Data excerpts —

• • • •

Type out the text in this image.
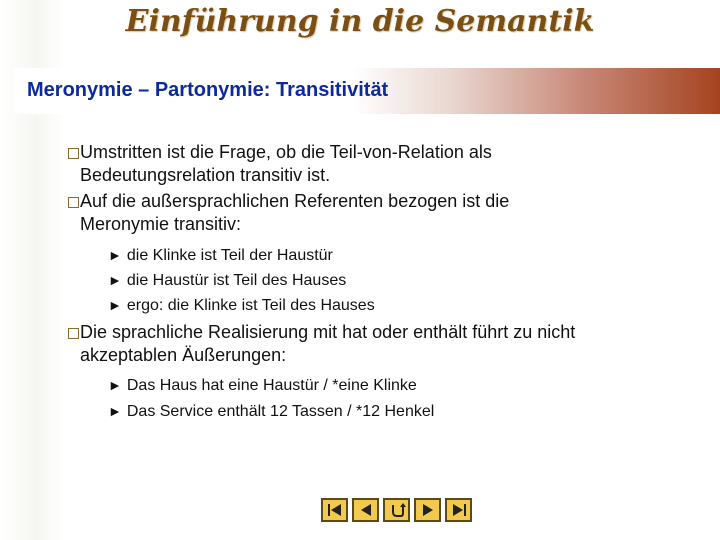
Einführung in die Semantik
Meronymie – Partonymie: Transitivität
Umstritten ist die Frage, ob die Teil-von-Relation als
Bedeutungsrelation transitiv ist.
Auf die außersprachlichen Referenten bezogen ist die
Meronymie transitiv:
► die Klinke ist Teil der Haustür
► die Haustür ist Teil des Hauses
► ergo: die Klinke ist Teil des Hauses
Die sprachliche Realisierung mit hat oder enthält führt zu nicht
akzeptablen Äußerungen:
► Das Haus hat eine Haustür / *eine Klinke
► Das Service enthält 12 Tassen / *12 Henkel
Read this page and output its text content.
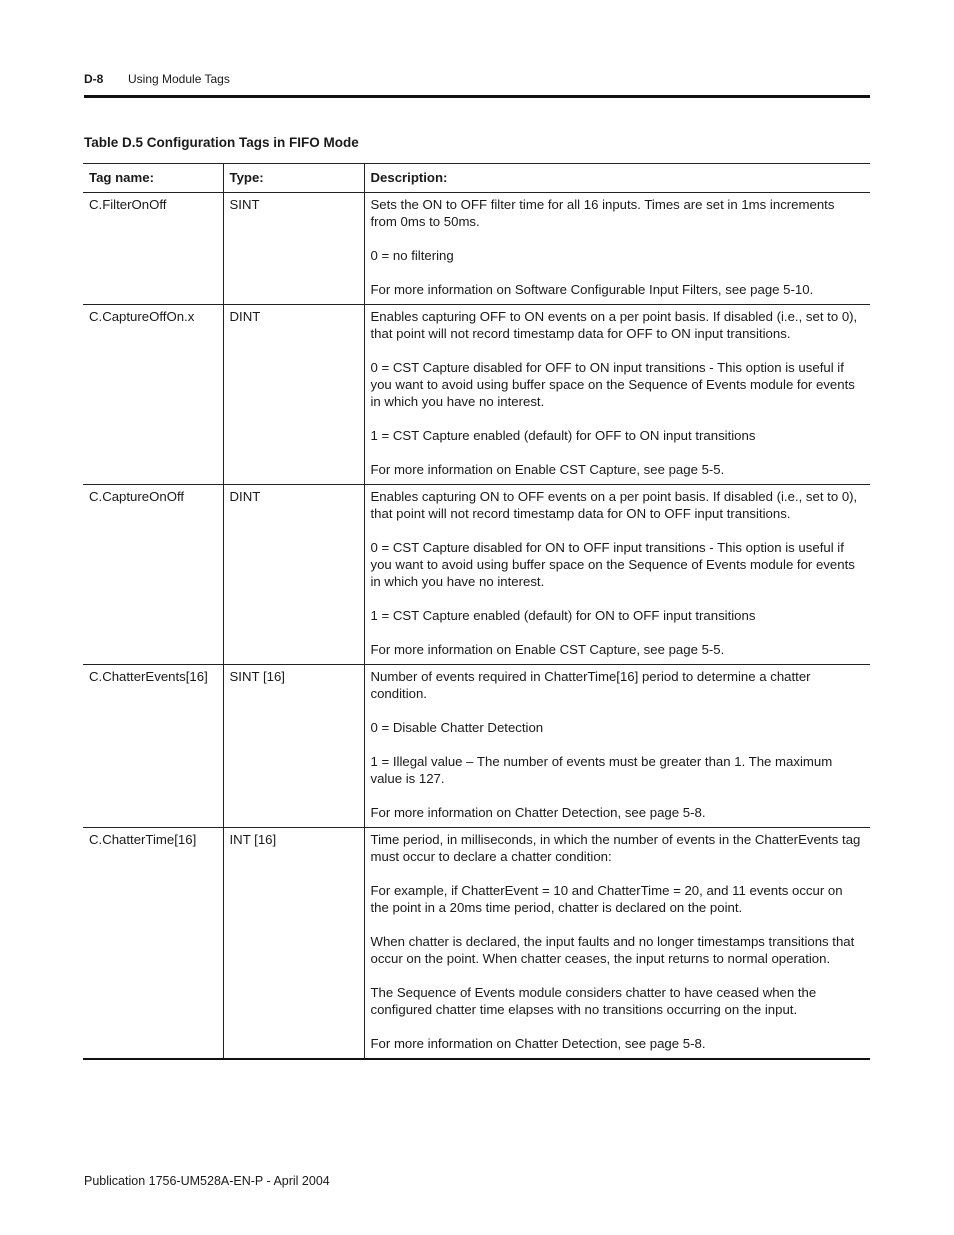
D-8 Using Module Tags
Table D.5 Configuration Tags in FIFO Mode
Tag name:	Type:	Description:
C.FilterOnOff	SINT	Sets the ON to OFF filter time for all 16 inputs. Times are set in 1ms increments from 0ms to 50ms.

0 = no filtering

For more information on Software Configurable Input Filters, see page 5-10.

C.CaptureOffOn.x	DINT	Enables capturing OFF to ON events on a per point basis. If disabled (i.e., set to 0), that point will not record timestamp data for OFF to ON input transitions.

0 = CST Capture disabled for OFF to ON input transitions - This option is useful if you want to avoid using buffer space on the Sequence of Events module for events in which you have no interest.

1 = CST Capture enabled (default) for OFF to ON input transitions

For more information on Enable CST Capture, see page 5-5.

C.CaptureOnOff	DINT	Enables capturing ON to OFF events on a per point basis. If disabled (i.e., set to 0), that point will not record timestamp data for ON to OFF input transitions.

0 = CST Capture disabled for ON to OFF input transitions - This option is useful if you want to avoid using buffer space on the Sequence of Events module for events in which you have no interest.

1 = CST Capture enabled (default) for ON to OFF input transitions

For more information on Enable CST Capture, see page 5-5.

C.ChatterEvents[16]	SINT [16]	Number of events required in ChatterTime[16] period to determine a chatter condition.

0 = Disable Chatter Detection

1 = Illegal value – The number of events must be greater than 1. The maximum value is 127.

For more information on Chatter Detection, see page 5-8.

C.ChatterTime[16]	INT [16]	Time period, in milliseconds, in which the number of events in the ChatterEvents tag must occur to declare a chatter condition:

For example, if ChatterEvent = 10 and ChatterTime = 20, and 11 events occur on the point in a 20ms time period, chatter is declared on the point.

When chatter is declared, the input faults and no longer timestamps transitions that occur on the point. When chatter ceases, the input returns to normal operation.

The Sequence of Events module considers chatter to have ceased when the configured chatter time elapses with no transitions occurring on the input.

For more information on Chatter Detection, see page 5-8.

Publication 1756-UM528A-EN-P - April 2004
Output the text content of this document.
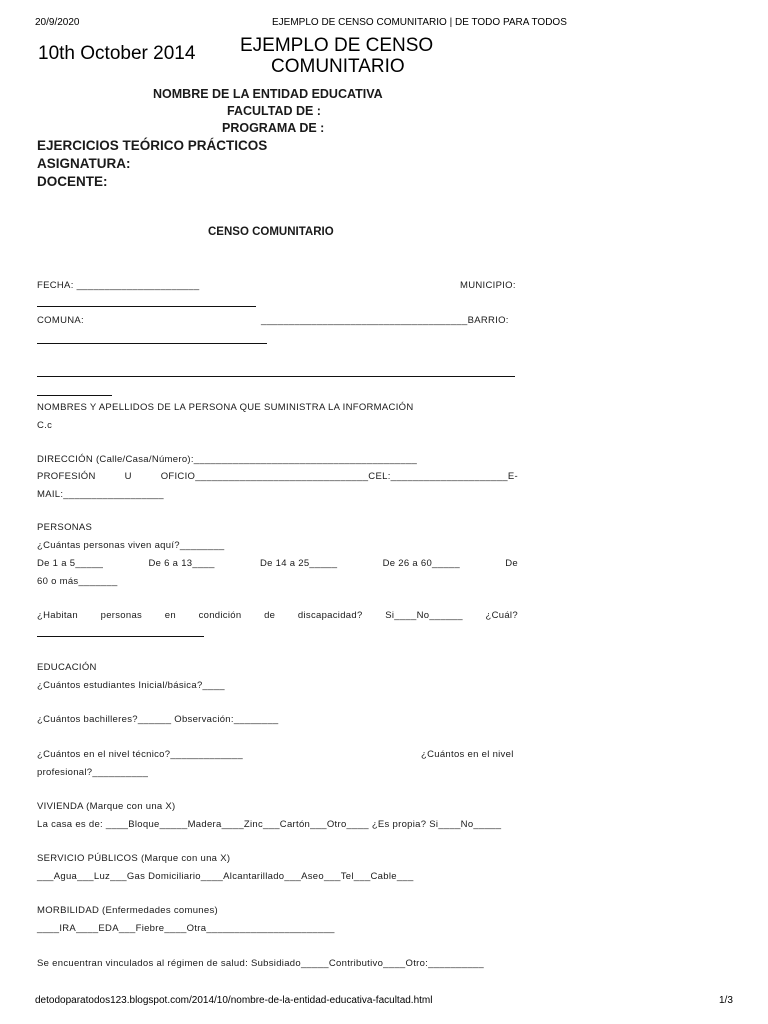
20/9/2020	EJEMPLO DE CENSO COMUNITARIO | DE TODO PARA TODOS
10th October 2014 EJEMPLO DE CENSO
COMUNITARIO
NOMBRE DE LA ENTIDAD EDUCATIVA
FACULTAD DE :
PROGRAMA DE :
EJERCICIOS TEÓRICO PRÁCTICOS
ASIGNATURA:
DOCENTE:
CENSO COMUNITARIO
FECHA: ______________________	MUNICIPIO:
COMUNA:	_____________________________________BARRIO:
NOMBRES Y APELLIDOS DE LA PERSONA QUE SUMINISTRA LA INFORMACIÓN
C.c
DIRECCIÓN (Calle/Casa/Número):________________________________________
PROFESIÓN	U	OFICIO_______________________________CEL:_____________________E-
MAIL:__________________
PERSONAS
¿Cuántas personas viven aquí?________
De 1 a 5_____	De 6 a 13____	De 14 a 25_____	De 26 a 60_____	De
60 o más_______
¿Habitan personas en condición de discapacidad? Si____No______ ¿Cuál?
EDUCACIÓN
¿Cuántos estudiantes Inicial/básica?____
¿Cuántos bachilleres?______ Observación:________
¿Cuántos en el nivel técnico?_____________	¿Cuántos en el nivel
profesional?__________
VIVIENDA (Marque con una X)
La casa es de: ____Bloque_____Madera____Zinc___Cartón___Otro____ ¿Es propia? Si____No_____
SERVICIO PÚBLICOS (Marque con una X)
___Agua___Luz___Gas Domiciliario____Alcantarillado___Aseo___Tel___Cable___
MORBILIDAD (Enfermedades comunes)
____IRA____EDA___Fiebre____Otra_______________________
Se encuentran vinculados al régimen de salud: Subsidiado_____Contributivo____Otro:__________
detodoparatodos123.blogspot.com/2014/10/nombre-de-la-entidad-educativa-facultad.html	1/3
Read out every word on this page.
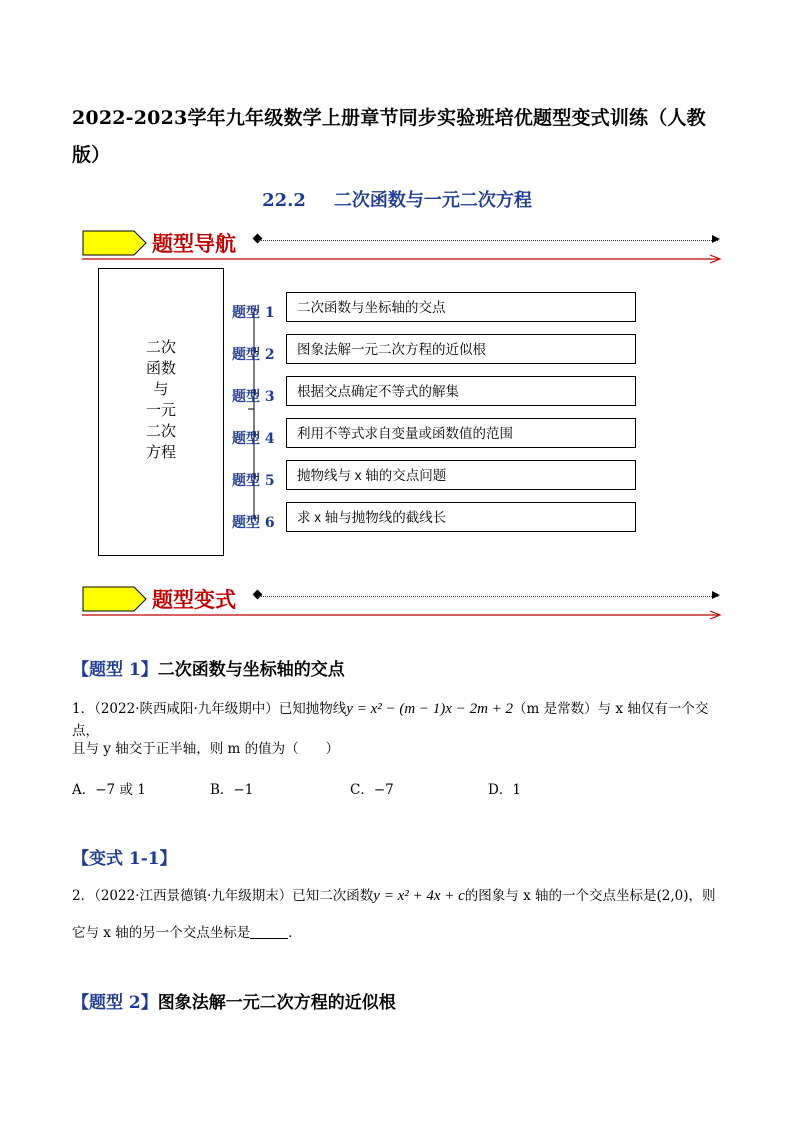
2022-2023学年九年级数学上册章节同步实验班培优题型变式训练（人教版）
22.2 二次函数与一元二次方程
题型导航
二次
函数
与
一元
二次
方程
题型 1	二次函数与坐标轴的交点
题型 2	图象法解一元二次方程的近似根
题型 3	根据交点确定不等式的解集
题型 4	利用不等式求自变量或函数值的范围
题型 5	抛物线与 x 轴的交点问题
题型 6	求 x 轴与抛物线的截线长
题型变式
【题型 1】二次函数与坐标轴的交点
1．（2022·陕西咸阳·九年级期中）已知抛物线y = x² − (m − 1)x − 2m + 2（m 是常数）与 x 轴仅有一个交点，
且与 y 轴交于正半轴，则 m 的值为（　　）
A．−7 或 1	B．−1	C．−7	D．1
【变式 1-1】
2．（2022·江西景德镇·九年级期末）已知二次函数y = x² + 4x + c的图象与 x 轴的一个交点坐标是(2,0)，则
它与 x 轴的另一个交点坐标是	．
【题型 2】图象法解一元二次方程的近似根
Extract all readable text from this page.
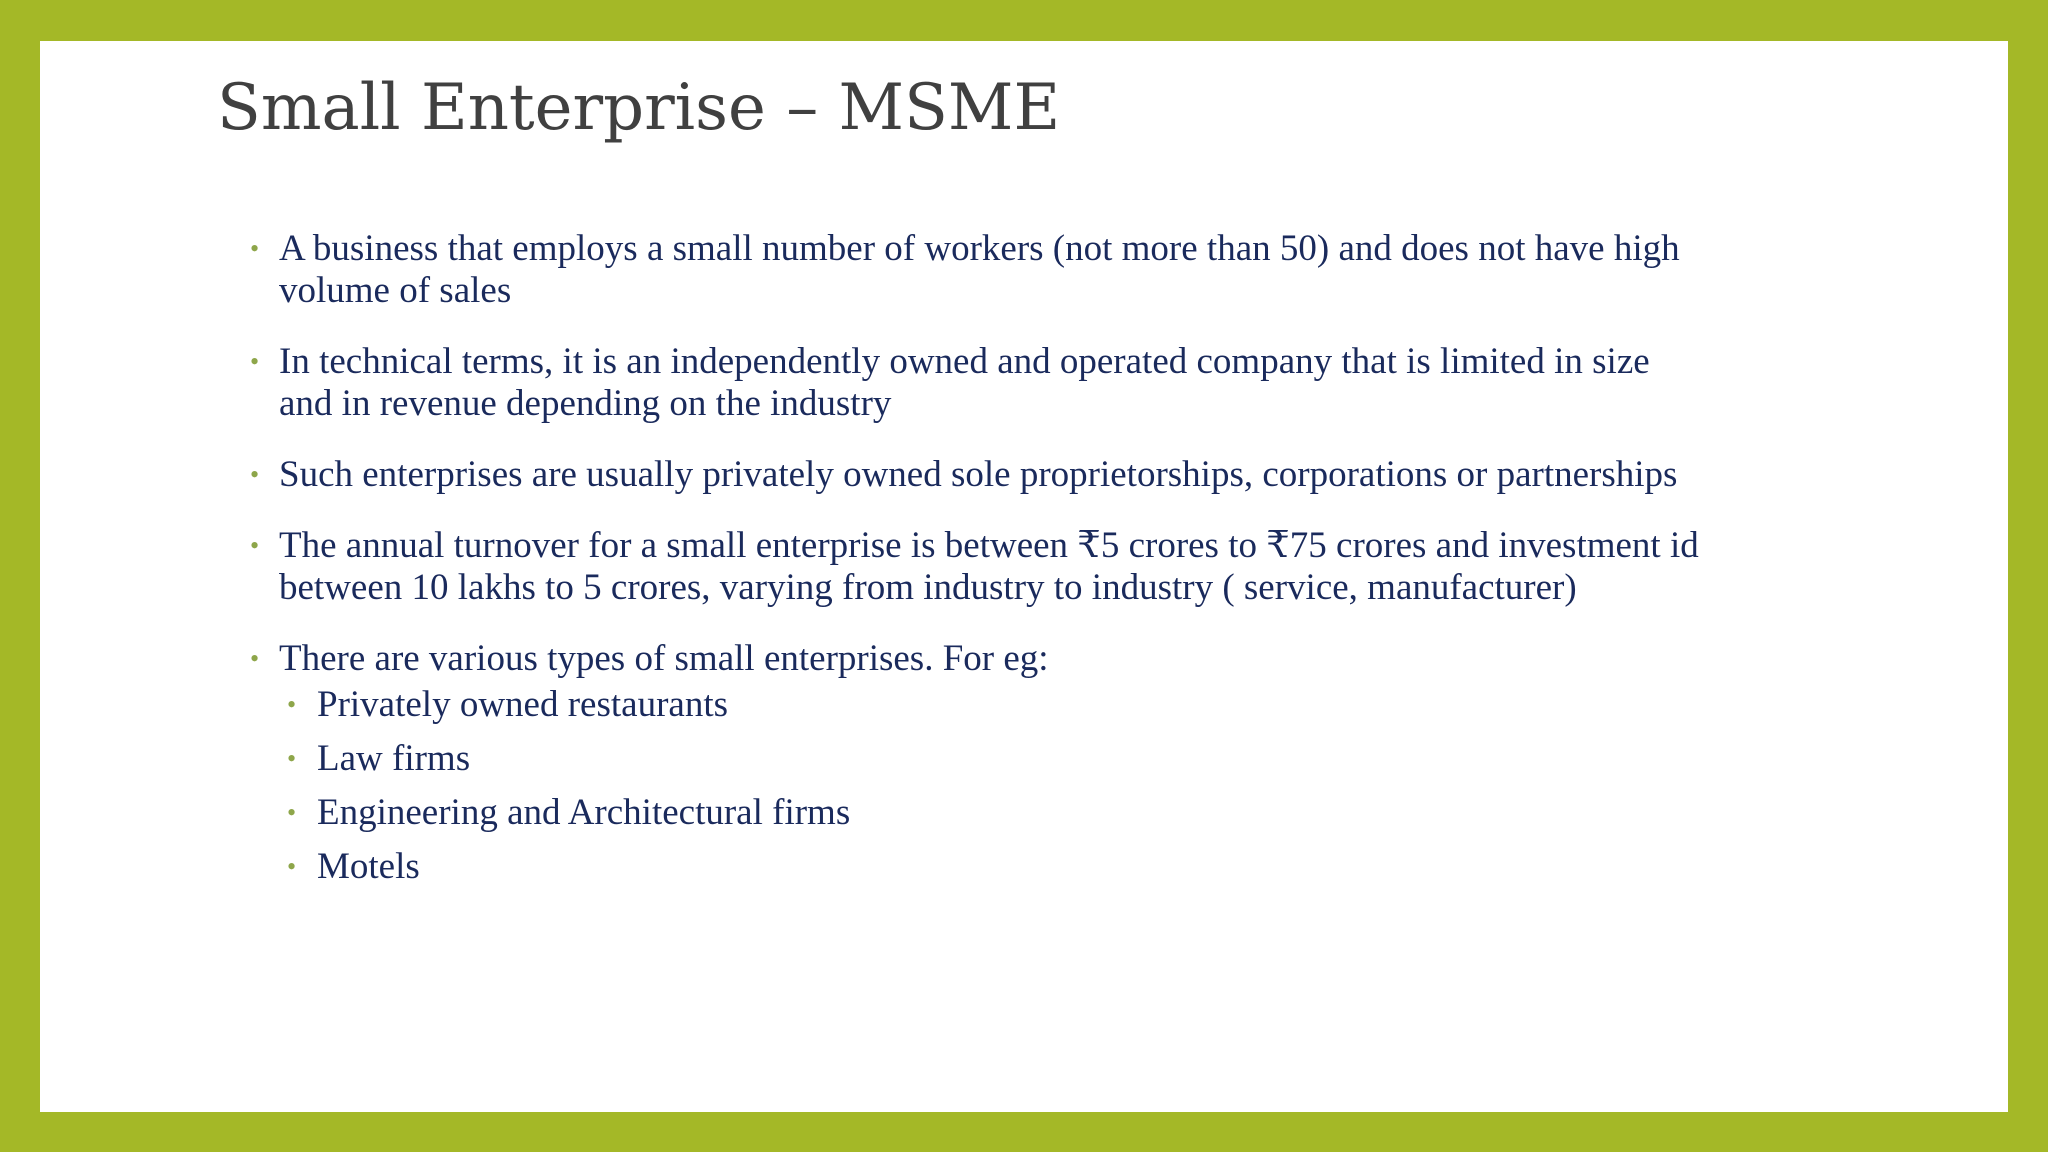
Small Enterprise – MSME
• A business that employs a small number of workers (not more than 50) and does not have high volume of sales
• In technical terms, it is an independently owned and operated company that is limited in size and in revenue depending on the industry
• Such enterprises are usually privately owned sole proprietorships, corporations or partnerships
• The annual turnover for a small enterprise is between ₹5 crores to ₹75 crores and investment id between 10 lakhs to 5 crores, varying from industry to industry ( service, manufacturer)
• There are various types of small enterprises. For eg:
• Privately owned restaurants
• Law firms
• Engineering and Architectural firms
• Motels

• • • •

Short task —
Collect the lines of the records that include the string "must".

Right answer —
1 = Illegal value – The number of events must be greater than 1. The maximum value is 127.
C.ChatterTime[16]	INT [16]	Time period, in milliseconds, in which the number of events in the ChatterEvents tag must occur to declare a chatter condition:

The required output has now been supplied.